Task brief
Word for word, repeat the entries, minus the pictures.

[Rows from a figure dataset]
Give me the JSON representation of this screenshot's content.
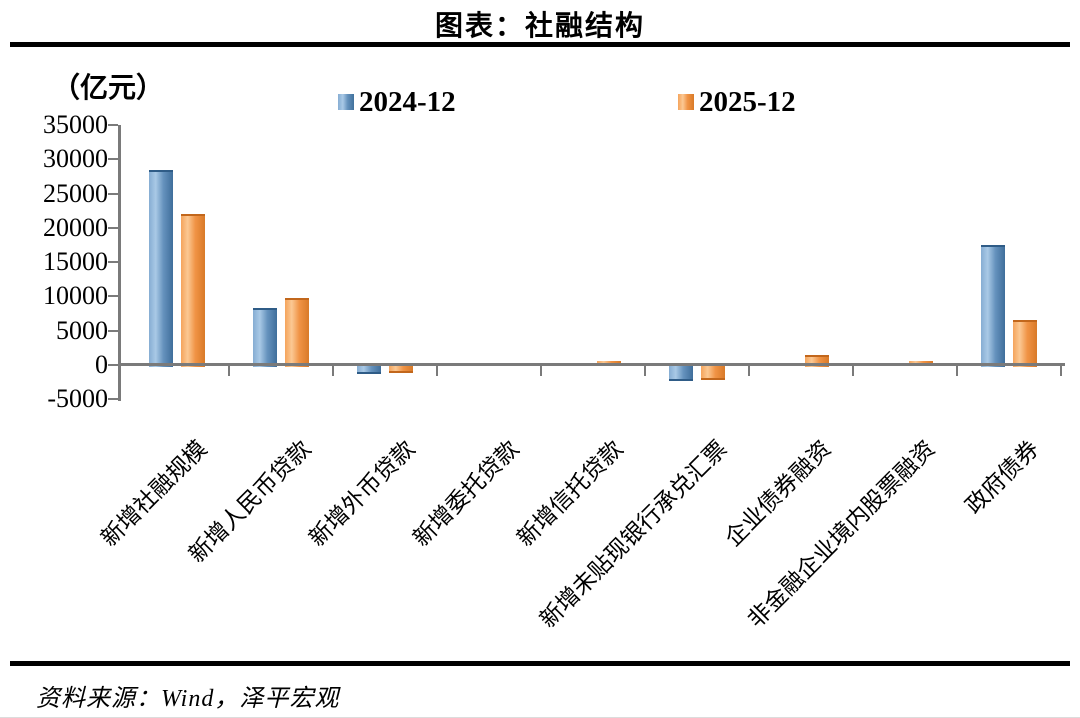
{
  "page": {
    "title": "图表：社融结构",
    "footer": "资料来源：Wind，泽平宏观"
  },
  "chart_data": {
    "type": "bar",
    "title": "图表：社融结构",
    "unit_label": "（亿元）",
    "categories": [
      "新增社融规模",
      "新增人民币贷款",
      "新增外币贷款",
      "新增委托贷款",
      "新增信托贷款",
      "新增未贴现银行承兑汇票",
      "企业债券融资",
      "非金融企业境内股票融资",
      "政府债券"
    ],
    "series": [
      {
        "name": "2024-12",
        "color": "#5b8ab8",
        "values": [
          28500,
          8300,
          -900,
          0,
          0,
          -1900,
          0,
          300,
          17500
        ]
      },
      {
        "name": "2025-12",
        "color": "#f39c4f",
        "values": [
          22000,
          9700,
          -800,
          300,
          600,
          -1800,
          1400,
          500,
          6500
        ]
      }
    ],
    "ylim": [
      -5000,
      35000
    ],
    "yticks": [
      35000,
      30000,
      25000,
      20000,
      15000,
      10000,
      5000,
      0,
      -5000
    ],
    "grid": false,
    "legend_position": "top",
    "axis_color": "#7a7a7a",
    "source_note": "资料来源：Wind，泽平宏观"
  }
}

Task solution
Give me the JSON representation of this screenshot's content.
{
  "page": {
    "title": "图表：社融结构",
    "footer": "资料来源：Wind，泽平宏观"
  },
  "chart_data": {
    "type": "bar",
    "title": "图表：社融结构",
    "unit_label": "（亿元）",
    "categories": [
      "新增社融规模",
      "新增人民币贷款",
      "新增外币贷款",
      "新增委托贷款",
      "新增信托贷款",
      "新增未贴现银行承兑汇票",
      "企业债券融资",
      "非金融企业境内股票融资",
      "政府债券"
    ],
    "series": [
      {
        "name": "2024-12",
        "color": "#5b8ab8",
        "values": [
          28500,
          8300,
          -900,
          0,
          0,
          -1900,
          0,
          300,
          17500
        ]
      },
      {
        "name": "2025-12",
        "color": "#f39c4f",
        "values": [
          22000,
          9700,
          -800,
          300,
          600,
          -1800,
          1400,
          500,
          6500
        ]
      }
    ],
    "ylim": [
      -5000,
      35000
    ],
    "yticks": [
      35000,
      30000,
      25000,
      20000,
      15000,
      10000,
      5000,
      0,
      -5000
    ],
    "grid": false,
    "legend_position": "top",
    "axis_color": "#7a7a7a",
    "source_note": "资料来源：Wind，泽平宏观"
  }
}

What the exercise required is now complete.